[Recorded data]
......
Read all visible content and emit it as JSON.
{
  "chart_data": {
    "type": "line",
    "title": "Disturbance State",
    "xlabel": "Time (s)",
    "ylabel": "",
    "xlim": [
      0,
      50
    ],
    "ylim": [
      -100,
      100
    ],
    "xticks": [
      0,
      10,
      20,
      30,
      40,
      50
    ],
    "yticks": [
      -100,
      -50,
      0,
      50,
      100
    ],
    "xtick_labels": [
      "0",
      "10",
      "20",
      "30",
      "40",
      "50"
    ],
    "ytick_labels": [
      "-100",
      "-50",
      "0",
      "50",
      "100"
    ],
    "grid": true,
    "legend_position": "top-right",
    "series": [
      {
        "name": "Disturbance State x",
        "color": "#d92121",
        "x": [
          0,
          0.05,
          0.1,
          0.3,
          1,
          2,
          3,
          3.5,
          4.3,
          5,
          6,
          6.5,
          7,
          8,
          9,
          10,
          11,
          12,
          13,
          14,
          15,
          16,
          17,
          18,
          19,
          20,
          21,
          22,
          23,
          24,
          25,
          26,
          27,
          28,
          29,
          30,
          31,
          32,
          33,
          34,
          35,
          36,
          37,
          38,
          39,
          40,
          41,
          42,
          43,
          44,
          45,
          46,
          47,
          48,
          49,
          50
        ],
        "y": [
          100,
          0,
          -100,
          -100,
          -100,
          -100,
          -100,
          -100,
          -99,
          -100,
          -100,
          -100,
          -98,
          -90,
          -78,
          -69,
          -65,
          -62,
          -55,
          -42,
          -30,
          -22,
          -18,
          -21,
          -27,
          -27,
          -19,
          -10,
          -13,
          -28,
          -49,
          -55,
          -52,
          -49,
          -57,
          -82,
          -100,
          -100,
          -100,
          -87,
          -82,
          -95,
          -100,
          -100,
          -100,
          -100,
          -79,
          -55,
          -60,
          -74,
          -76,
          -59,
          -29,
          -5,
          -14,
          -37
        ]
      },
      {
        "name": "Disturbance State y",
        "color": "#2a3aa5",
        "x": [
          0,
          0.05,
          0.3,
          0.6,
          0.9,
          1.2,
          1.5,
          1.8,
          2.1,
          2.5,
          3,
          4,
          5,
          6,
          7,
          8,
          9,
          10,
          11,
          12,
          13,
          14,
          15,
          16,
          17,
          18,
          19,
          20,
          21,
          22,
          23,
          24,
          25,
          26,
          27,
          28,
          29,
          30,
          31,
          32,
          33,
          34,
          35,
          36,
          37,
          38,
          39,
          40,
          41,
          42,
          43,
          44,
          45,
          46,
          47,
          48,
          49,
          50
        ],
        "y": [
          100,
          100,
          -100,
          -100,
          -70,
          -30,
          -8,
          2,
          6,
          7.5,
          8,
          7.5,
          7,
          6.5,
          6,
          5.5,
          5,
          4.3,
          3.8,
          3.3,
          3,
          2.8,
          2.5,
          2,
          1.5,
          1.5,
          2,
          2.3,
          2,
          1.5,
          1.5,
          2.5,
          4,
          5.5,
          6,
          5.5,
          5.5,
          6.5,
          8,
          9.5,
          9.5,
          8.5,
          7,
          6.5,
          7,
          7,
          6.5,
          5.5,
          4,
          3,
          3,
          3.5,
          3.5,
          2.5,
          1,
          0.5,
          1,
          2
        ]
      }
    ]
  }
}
......
- Written problem:
What is needed here is an exact reproduction of all the entries.

- Final answer:
Read all visible content and emit it as JSON.
{
  "chart_data": {
    "type": "line",
    "title": "Disturbance State",
    "xlabel": "Time (s)",
    "ylabel": "",
    "xlim": [
      0,
      50
    ],
    "ylim": [
      -100,
      100
    ],
    "xticks": [
      0,
      10,
      20,
      30,
      40,
      50
    ],
    "yticks": [
      -100,
      -50,
      0,
      50,
      100
    ],
    "xtick_labels": [
      "0",
      "10",
      "20",
      "30",
      "40",
      "50"
    ],
    "ytick_labels": [
      "-100",
      "-50",
      "0",
      "50",
      "100"
    ],
    "grid": true,
    "legend_position": "top-right",
    "series": [
      {
        "name": "Disturbance State x",
        "color": "#d92121",
        "x": [
          0,
          0.05,
          0.1,
          0.3,
          1,
          2,
          3,
          3.5,
          4.3,
          5,
          6,
          6.5,
          7,
          8,
          9,
          10,
          11,
          12,
          13,
          14,
          15,
          16,
          17,
          18,
          19,
          20,
          21,
          22,
          23,
          24,
          25,
          26,
          27,
          28,
          29,
          30,
          31,
          32,
          33,
          34,
          35,
          36,
          37,
          38,
          39,
          40,
          41,
          42,
          43,
          44,
          45,
          46,
          47,
          48,
          49,
          50
        ],
        "y": [
          100,
          0,
          -100,
          -100,
          -100,
          -100,
          -100,
          -100,
          -99,
          -100,
          -100,
          -100,
          -98,
          -90,
          -78,
          -69,
          -65,
          -62,
          -55,
          -42,
          -30,
          -22,
          -18,
          -21,
          -27,
          -27,
          -19,
          -10,
          -13,
          -28,
          -49,
          -55,
          -52,
          -49,
          -57,
          -82,
          -100,
          -100,
          -100,
          -87,
          -82,
          -95,
          -100,
          -100,
          -100,
          -100,
          -79,
          -55,
          -60,
          -74,
          -76,
          -59,
          -29,
          -5,
          -14,
          -37
        ]
      },
      {
        "name": "Disturbance State y",
        "color": "#2a3aa5",
        "x": [
          0,
          0.05,
          0.3,
          0.6,
          0.9,
          1.2,
          1.5,
          1.8,
          2.1,
          2.5,
          3,
          4,
          5,
          6,
          7,
          8,
          9,
          10,
          11,
          12,
          13,
          14,
          15,
          16,
          17,
          18,
          19,
          20,
          21,
          22,
          23,
          24,
          25,
          26,
          27,
          28,
          29,
          30,
          31,
          32,
          33,
          34,
          35,
          36,
          37,
          38,
          39,
          40,
          41,
          42,
          43,
          44,
          45,
          46,
          47,
          48,
          49,
          50
        ],
        "y": [
          100,
          100,
          -100,
          -100,
          -70,
          -30,
          -8,
          2,
          6,
          7.5,
          8,
          7.5,
          7,
          6.5,
          6,
          5.5,
          5,
          4.3,
          3.8,
          3.3,
          3,
          2.8,
          2.5,
          2,
          1.5,
          1.5,
          2,
          2.3,
          2,
          1.5,
          1.5,
          2.5,
          4,
          5.5,
          6,
          5.5,
          5.5,
          6.5,
          8,
          9.5,
          9.5,
          8.5,
          7,
          6.5,
          7,
          7,
          6.5,
          5.5,
          4,
          3,
          3,
          3.5,
          3.5,
          2.5,
          1,
          0.5,
          1,
          2
        ]
      }
    ]
  }
}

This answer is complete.